Pull every "output" line out of the data below.

☆ ☆ ☆ ☆

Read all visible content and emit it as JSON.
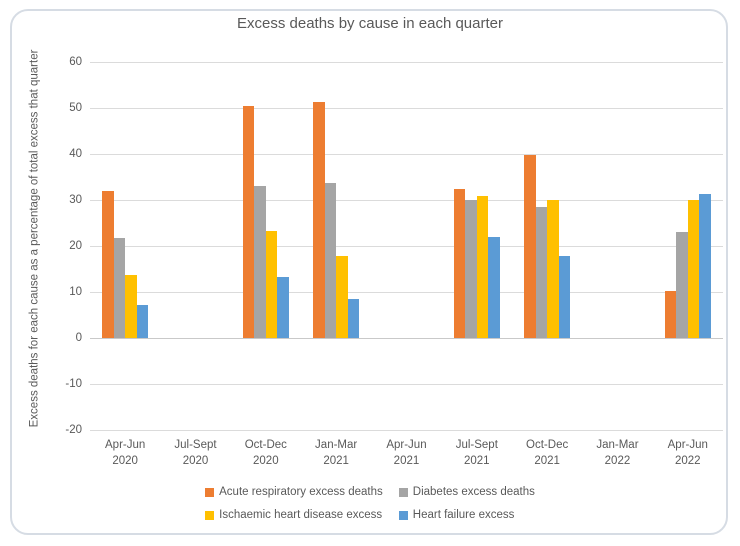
{
  "chart_data": {
    "type": "bar",
    "title": "Excess deaths by cause in each quarter",
    "ylabel": "Excess deaths for each cause as a percentage of total excess that quarter",
    "categories": [
      "Apr-Jun 2020",
      "Jul-Sept 2020",
      "Oct-Dec 2020",
      "Jan-Mar 2021",
      "Apr-Jun 2021",
      "Jul-Sept 2021",
      "Oct-Dec 2021",
      "Jan-Mar 2022",
      "Apr-Jun 2022"
    ],
    "series": [
      {
        "name": "Acute respiratory excess deaths",
        "color": "#ED7D31",
        "values": [
          32.0,
          null,
          50.4,
          51.2,
          null,
          32.3,
          39.8,
          null,
          10.2
        ]
      },
      {
        "name": "Diabetes excess deaths",
        "color": "#A5A5A5",
        "values": [
          21.8,
          null,
          33.0,
          33.8,
          null,
          30.0,
          28.4,
          null,
          23.0
        ]
      },
      {
        "name": "Ischaemic heart disease excess",
        "color": "#FFC000",
        "values": [
          13.7,
          null,
          23.2,
          17.9,
          null,
          30.8,
          30.0,
          null,
          30.0
        ]
      },
      {
        "name": "Heart failure excess",
        "color": "#5B9BD5",
        "values": [
          7.2,
          null,
          13.2,
          8.4,
          null,
          22.0,
          17.9,
          null,
          31.2
        ]
      }
    ],
    "ylim": [
      -20,
      60
    ],
    "yticks": [
      60,
      50,
      40,
      30,
      20,
      10,
      0,
      -10,
      -20
    ],
    "grid": true,
    "legend_position": "bottom"
  },
  "colors": {
    "gridline": "#DBDBDB",
    "axis_line": "#C9C9C9",
    "text": "#595959",
    "title": "#595959",
    "frame_border": "#D6DCE4"
  }
}
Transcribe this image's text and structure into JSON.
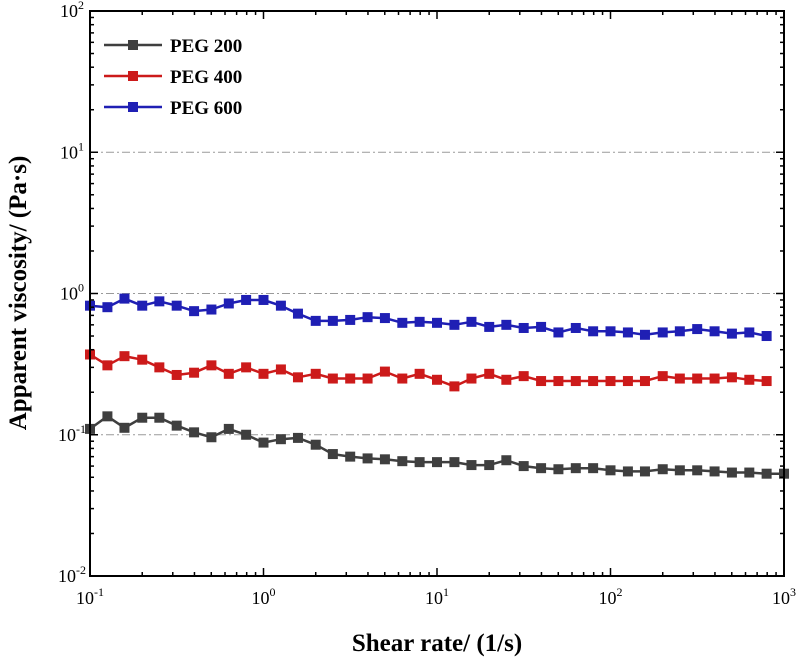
{
  "chart_data": {
    "type": "line",
    "xlabel": "Shear rate/ (1/s)",
    "ylabel": "Apparent viscosity/ (Pa·s)",
    "xscale": "log",
    "yscale": "log",
    "xlim": [
      0.1,
      1000
    ],
    "ylim": [
      0.01,
      100
    ],
    "x_ticks": [
      {
        "base": "10",
        "exp": "-1"
      },
      {
        "base": "10",
        "exp": "0"
      },
      {
        "base": "10",
        "exp": "1"
      },
      {
        "base": "10",
        "exp": "2"
      },
      {
        "base": "10",
        "exp": "3"
      }
    ],
    "y_ticks": [
      {
        "base": "10",
        "exp": "-2"
      },
      {
        "base": "10",
        "exp": "-1"
      },
      {
        "base": "10",
        "exp": "0"
      },
      {
        "base": "10",
        "exp": "1"
      },
      {
        "base": "10",
        "exp": "2"
      }
    ],
    "grid": "horizontal dash-dot at major y ticks",
    "legend_position": "top-left",
    "series": [
      {
        "name": "PEG 200",
        "color": "#3f3f3f",
        "marker": "square",
        "x": [
          0.1,
          0.126,
          0.158,
          0.2,
          0.251,
          0.316,
          0.398,
          0.501,
          0.631,
          0.794,
          1.0,
          1.26,
          1.58,
          2.0,
          2.51,
          3.16,
          3.98,
          5.01,
          6.31,
          7.94,
          10.0,
          12.6,
          15.8,
          20.0,
          25.1,
          31.6,
          39.8,
          50.1,
          63.1,
          79.4,
          100,
          126,
          158,
          200,
          251,
          316,
          398,
          501,
          631,
          794,
          1000
        ],
        "y": [
          0.11,
          0.135,
          0.112,
          0.132,
          0.132,
          0.116,
          0.104,
          0.096,
          0.11,
          0.1,
          0.088,
          0.093,
          0.095,
          0.085,
          0.073,
          0.07,
          0.068,
          0.067,
          0.065,
          0.064,
          0.064,
          0.064,
          0.061,
          0.061,
          0.066,
          0.06,
          0.058,
          0.057,
          0.058,
          0.058,
          0.056,
          0.055,
          0.055,
          0.057,
          0.056,
          0.056,
          0.055,
          0.054,
          0.054,
          0.053,
          0.053
        ]
      },
      {
        "name": "PEG 400",
        "color": "#cc1a1a",
        "marker": "square",
        "x": [
          0.1,
          0.126,
          0.158,
          0.2,
          0.251,
          0.316,
          0.398,
          0.501,
          0.631,
          0.794,
          1.0,
          1.26,
          1.58,
          2.0,
          2.51,
          3.16,
          3.98,
          5.01,
          6.31,
          7.94,
          10.0,
          12.6,
          15.8,
          20.0,
          25.1,
          31.6,
          39.8,
          50.1,
          63.1,
          79.4,
          100,
          126,
          158,
          200,
          251,
          316,
          398,
          501,
          631,
          794
        ],
        "y": [
          0.37,
          0.31,
          0.36,
          0.34,
          0.3,
          0.265,
          0.275,
          0.31,
          0.27,
          0.3,
          0.27,
          0.29,
          0.255,
          0.27,
          0.25,
          0.25,
          0.25,
          0.28,
          0.25,
          0.27,
          0.245,
          0.22,
          0.25,
          0.27,
          0.245,
          0.26,
          0.24,
          0.24,
          0.24,
          0.24,
          0.24,
          0.24,
          0.24,
          0.26,
          0.25,
          0.25,
          0.25,
          0.255,
          0.245,
          0.24
        ]
      },
      {
        "name": "PEG 600",
        "color": "#1f1fb4",
        "marker": "square",
        "x": [
          0.1,
          0.126,
          0.158,
          0.2,
          0.251,
          0.316,
          0.398,
          0.501,
          0.631,
          0.794,
          1.0,
          1.26,
          1.58,
          2.0,
          2.51,
          3.16,
          3.98,
          5.01,
          6.31,
          7.94,
          10.0,
          12.6,
          15.8,
          20.0,
          25.1,
          31.6,
          39.8,
          50.1,
          63.1,
          79.4,
          100,
          126,
          158,
          200,
          251,
          316,
          398,
          501,
          631,
          794
        ],
        "y": [
          0.82,
          0.8,
          0.92,
          0.82,
          0.88,
          0.82,
          0.75,
          0.77,
          0.85,
          0.9,
          0.9,
          0.82,
          0.72,
          0.64,
          0.64,
          0.65,
          0.68,
          0.67,
          0.62,
          0.63,
          0.62,
          0.6,
          0.63,
          0.58,
          0.6,
          0.57,
          0.58,
          0.53,
          0.57,
          0.54,
          0.54,
          0.53,
          0.51,
          0.53,
          0.54,
          0.56,
          0.54,
          0.52,
          0.53,
          0.5
        ]
      }
    ]
  }
}
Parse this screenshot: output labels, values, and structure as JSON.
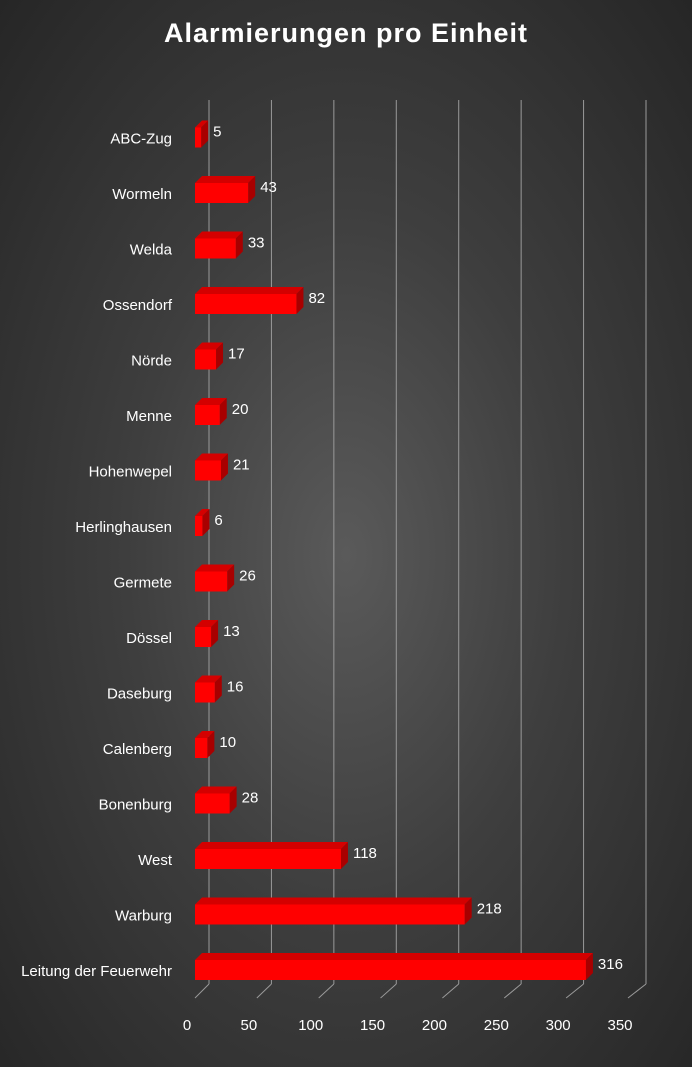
{
  "chart_data": {
    "type": "bar",
    "orientation": "horizontal",
    "title": "Alarmierungen pro Einheit",
    "xlabel": "",
    "ylabel": "",
    "categories": [
      "ABC-Zug",
      "Wormeln",
      "Welda",
      "Ossendorf",
      "Nörde",
      "Menne",
      "Hohenwepel",
      "Herlinghausen",
      "Germete",
      "Dössel",
      "Daseburg",
      "Calenberg",
      "Bonenburg",
      "West",
      "Warburg",
      "Leitung der Feuerwehr"
    ],
    "values": [
      5,
      43,
      33,
      82,
      17,
      20,
      21,
      6,
      26,
      13,
      16,
      10,
      28,
      118,
      218,
      316
    ],
    "xlim": [
      0,
      350
    ],
    "ticks": [
      0,
      50,
      100,
      150,
      200,
      250,
      300,
      350
    ],
    "grid": true,
    "legend": "none",
    "data_labels": true,
    "style": "3d"
  },
  "colors": {
    "bar_front": "#ff0000",
    "bar_top": "#d40000",
    "bar_side": "#a80000",
    "grid": "#9a9a9a",
    "text": "#ffffff"
  }
}
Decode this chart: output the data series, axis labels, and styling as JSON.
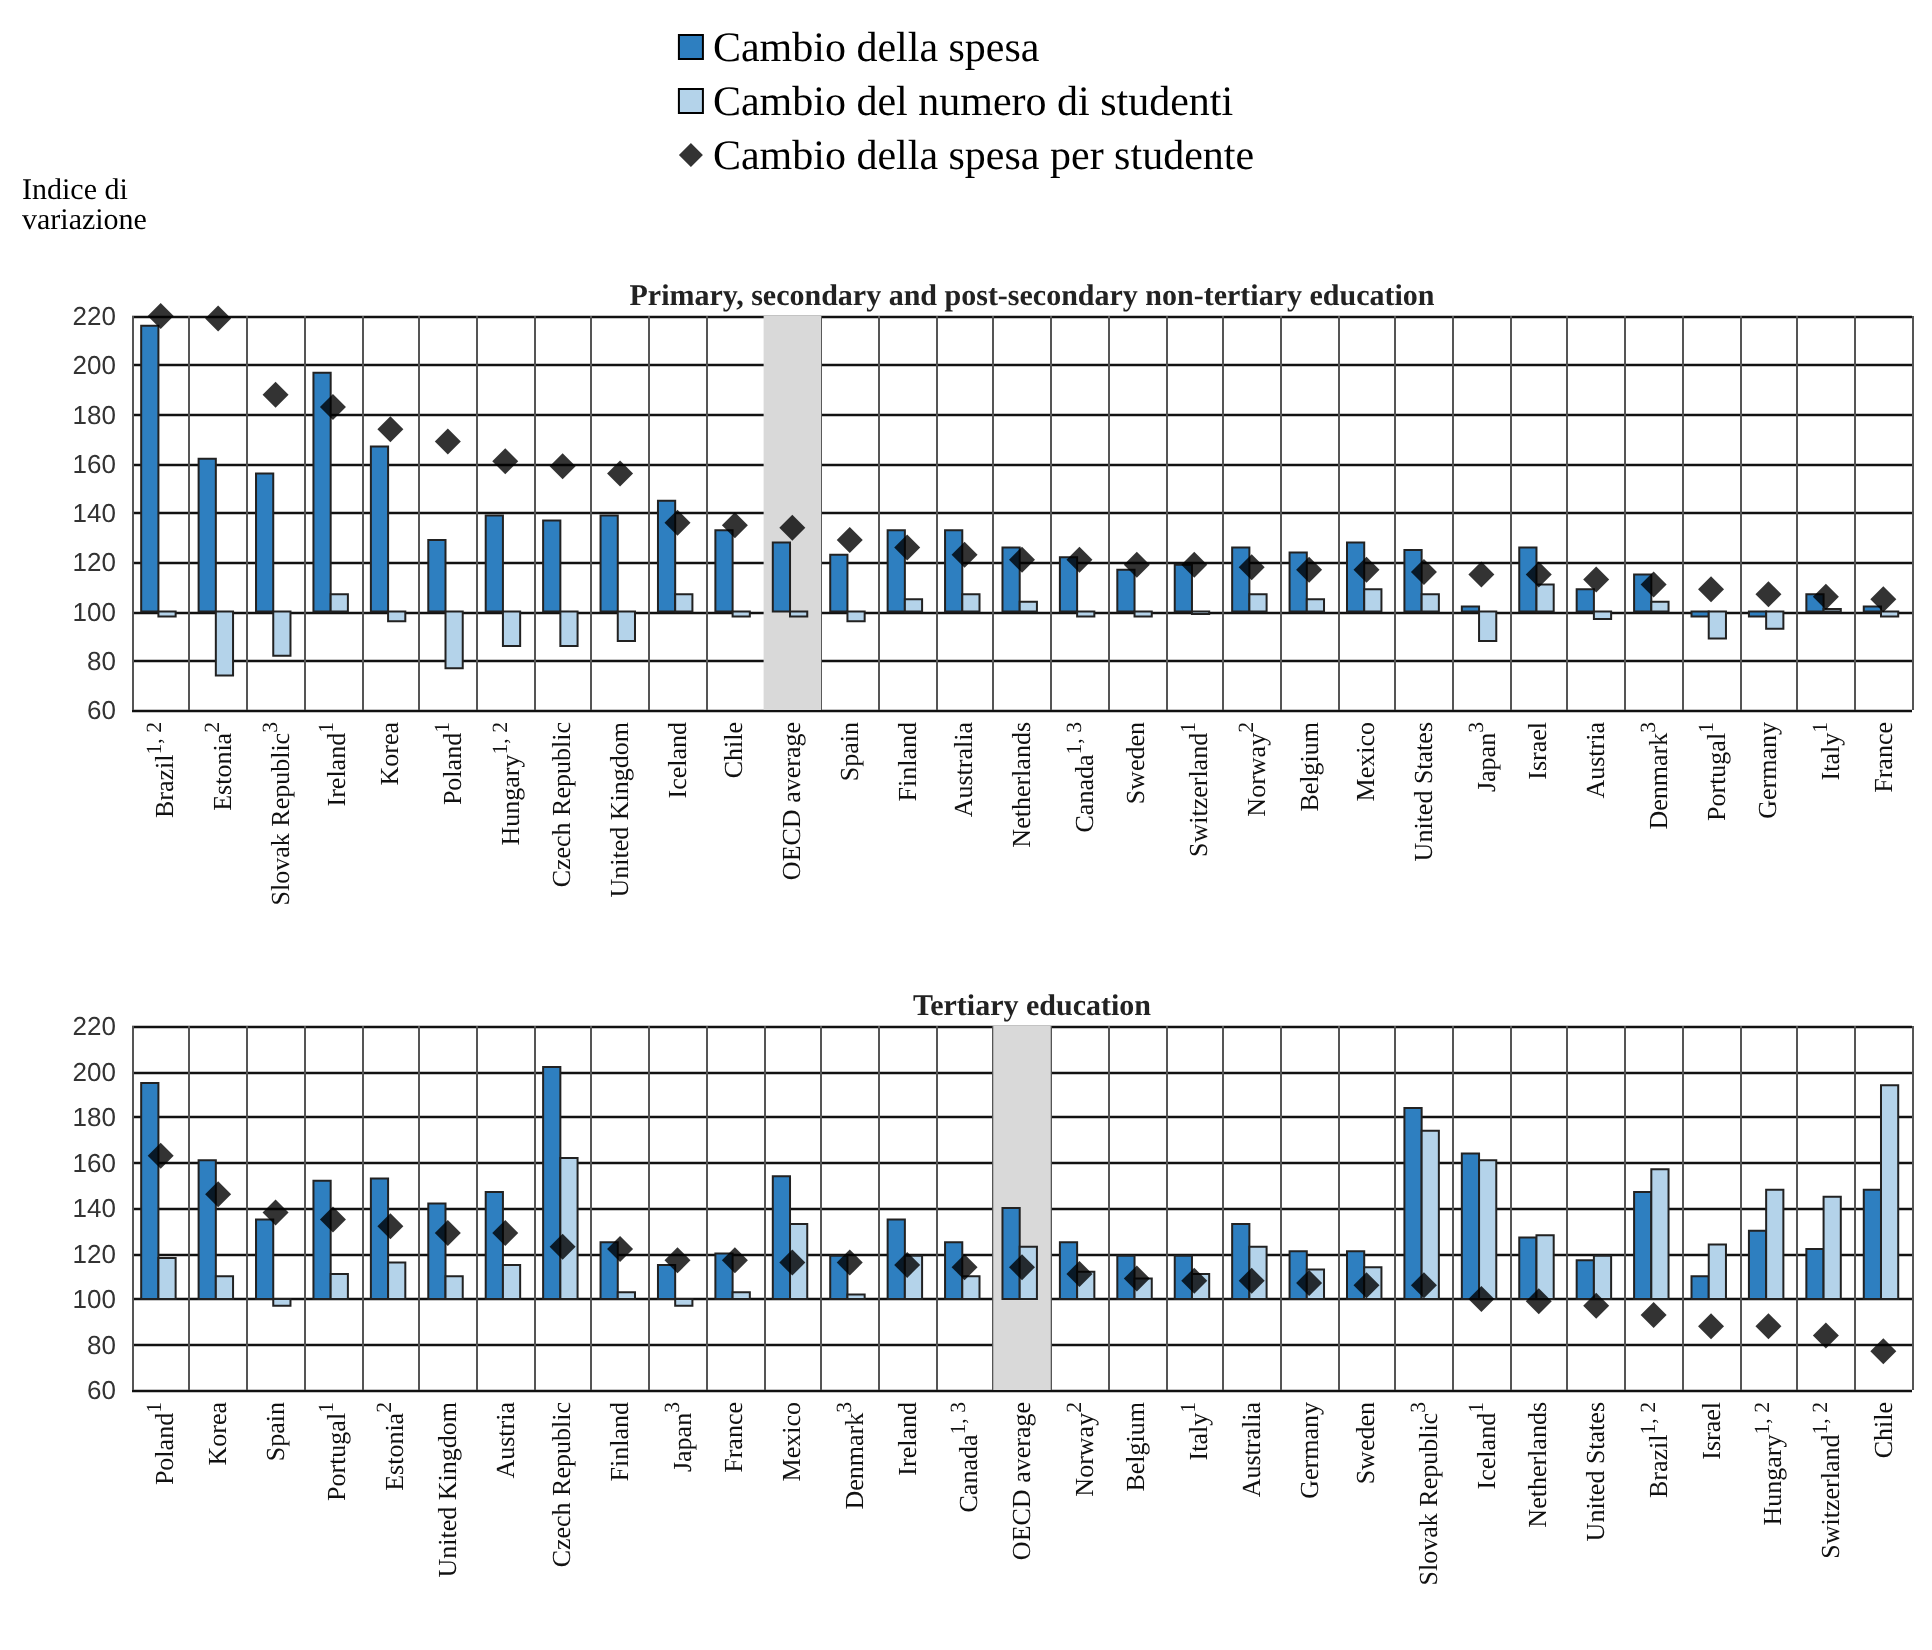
{
  "chart_data": [
    {
      "type": "bar",
      "title": "Primary, secondary and post-secondary non-tertiary education",
      "ylabel": "Indice di\nvariazione",
      "categories": [
        "Brazil$^{1, 2}$",
        "Estonia$^{2}$",
        "Slovak Republic$^{3}$",
        "Ireland$^{1}$",
        "Korea",
        "Poland$^{1}$",
        "Hungary$^{1, 2}$",
        "Czech Republic",
        "United Kingdom",
        "Iceland",
        "Chile",
        "OECD average",
        "Spain",
        "Finland",
        "Australia",
        "Netherlands",
        "Canada$^{1, 3}$",
        "Sweden",
        "Switzerland$^{1}$",
        "Norway$^{2}$",
        "Belgium",
        "Mexico",
        "United States",
        "Japan$^{3}$",
        "Israel",
        "Austria",
        "Denmark$^{3}$",
        "Portugal$^{1}$",
        "Germany",
        "Italy$^{1}$",
        "France"
      ],
      "series": [
        {
          "name": "Cambio della spesa",
          "type": "bar",
          "color": "#2e7fc0",
          "base": [
            100,
            100,
            100,
            100,
            100,
            100,
            100,
            100,
            100,
            100,
            100,
            100,
            100,
            100,
            100,
            100,
            100,
            100,
            100,
            100,
            100,
            100,
            100,
            100,
            100,
            100,
            100,
            100,
            100,
            100,
            100
          ],
          "values": [
            116,
            62,
            56,
            97,
            67,
            29,
            39,
            37,
            39,
            45,
            33,
            28,
            23,
            33,
            33,
            26,
            22,
            17,
            19,
            26,
            24,
            28,
            25,
            2,
            26,
            9,
            15,
            -2,
            -2,
            7,
            2
          ]
        },
        {
          "name": "Cambio del numero di studenti",
          "type": "bar",
          "color": "#b4d3ea",
          "base": [
            100,
            100,
            100,
            100,
            100,
            100,
            100,
            100,
            100,
            100,
            100,
            100,
            100,
            100,
            100,
            100,
            100,
            100,
            100,
            100,
            100,
            100,
            100,
            100,
            100,
            100,
            100,
            100,
            100,
            100,
            100
          ],
          "values": [
            -2,
            -26,
            -18,
            7,
            -4,
            -23,
            -14,
            -14,
            -12,
            7,
            -2,
            -2,
            -4,
            5,
            7,
            4,
            -2,
            -2,
            -1,
            7,
            5,
            9,
            7,
            -12,
            11,
            -3,
            4,
            -11,
            -7,
            1,
            -2
          ]
        },
        {
          "name": "Cambio della spesa per studente",
          "type": "scatter",
          "color": "#000000",
          "values": [
            220,
            219,
            188,
            183,
            174,
            169,
            161,
            159,
            156,
            136,
            135,
            134,
            129,
            126,
            123,
            121,
            121,
            119,
            119,
            118,
            117,
            117,
            116,
            115,
            115,
            113,
            111,
            109,
            107,
            106,
            105
          ]
        }
      ],
      "marker": "diamond",
      "ylim": [
        60,
        220
      ],
      "yticks": [
        60,
        80,
        100,
        120,
        140,
        160,
        180,
        200,
        220
      ],
      "grid": true,
      "legend": "top",
      "bands": [
        {
          "axis": "x",
          "from": "OECD average",
          "to": "OECD average",
          "color": "#d9d9d9"
        }
      ]
    },
    {
      "type": "bar",
      "title": "Tertiary education",
      "categories": [
        "Poland$^{1}$",
        "Korea",
        "Spain",
        "Portugal$^{1}$",
        "Estonia$^{2}$",
        "United Kingdom",
        "Austria",
        "Czech Republic",
        "Finland",
        "Japan$^{3}$",
        "France",
        "Mexico",
        "Denmark$^{3}$",
        "Ireland",
        "Canada$^{1, 3}$",
        "OECD average",
        "Norway$^{2}$",
        "Belgium",
        "Italy$^{1}$",
        "Australia",
        "Germany",
        "Sweden",
        "Slovak Republic$^{3}$",
        "Iceland$^{1}$",
        "Netherlands",
        "United States",
        "Brazil$^{1, 2}$",
        "Israel",
        "Hungary$^{1, 2}$",
        "Switzerland$^{1, 2}$",
        "Chile"
      ],
      "series": [
        {
          "type": "bar",
          "color": "#2e7fc0",
          "base": [
            100,
            100,
            100,
            100,
            100,
            100,
            100,
            100,
            100,
            100,
            100,
            100,
            100,
            100,
            100,
            100,
            100,
            100,
            100,
            100,
            100,
            100,
            100,
            100,
            100,
            100,
            100,
            100,
            100,
            100,
            100
          ],
          "values": [
            95,
            61,
            35,
            52,
            53,
            42,
            47,
            102,
            25,
            15,
            20,
            54,
            19,
            35,
            25,
            40,
            25,
            19,
            19,
            33,
            21,
            21,
            84,
            64,
            27,
            17,
            47,
            10,
            30,
            22,
            48
          ]
        },
        {
          "type": "bar",
          "color": "#b4d3ea",
          "base": [
            100,
            100,
            100,
            100,
            100,
            100,
            100,
            100,
            100,
            100,
            100,
            100,
            100,
            100,
            100,
            100,
            100,
            100,
            100,
            100,
            100,
            100,
            100,
            100,
            100,
            100,
            100,
            100,
            100,
            100,
            100
          ],
          "values": [
            18,
            10,
            -3,
            11,
            16,
            10,
            15,
            62,
            3,
            -3,
            3,
            33,
            2,
            19,
            10,
            23,
            12,
            9,
            11,
            23,
            13,
            14,
            74,
            61,
            28,
            19,
            57,
            24,
            48,
            45,
            94
          ]
        },
        {
          "type": "scatter",
          "color": "#000000",
          "values": [
            163,
            146,
            138,
            135,
            132,
            129,
            129,
            123,
            122,
            117,
            117,
            116,
            116,
            115,
            114,
            114,
            111,
            109,
            108,
            108,
            107,
            106,
            106,
            100,
            99,
            97,
            93,
            88,
            88,
            84,
            77
          ]
        }
      ],
      "marker": "diamond",
      "ylim": [
        60,
        220
      ],
      "yticks": [
        60,
        80,
        100,
        120,
        140,
        160,
        180,
        200,
        220
      ],
      "grid": true,
      "bands": [
        {
          "axis": "x",
          "from": "OECD average",
          "to": "OECD average",
          "color": "#d9d9d9"
        }
      ]
    }
  ]
}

☆ ☆ ☆ ☆

CORRECT RESULT
Parse this screenshot: output labels, values, and structure as JSON.
Decode this chart: output the data series, axis labels, and styling as JSON.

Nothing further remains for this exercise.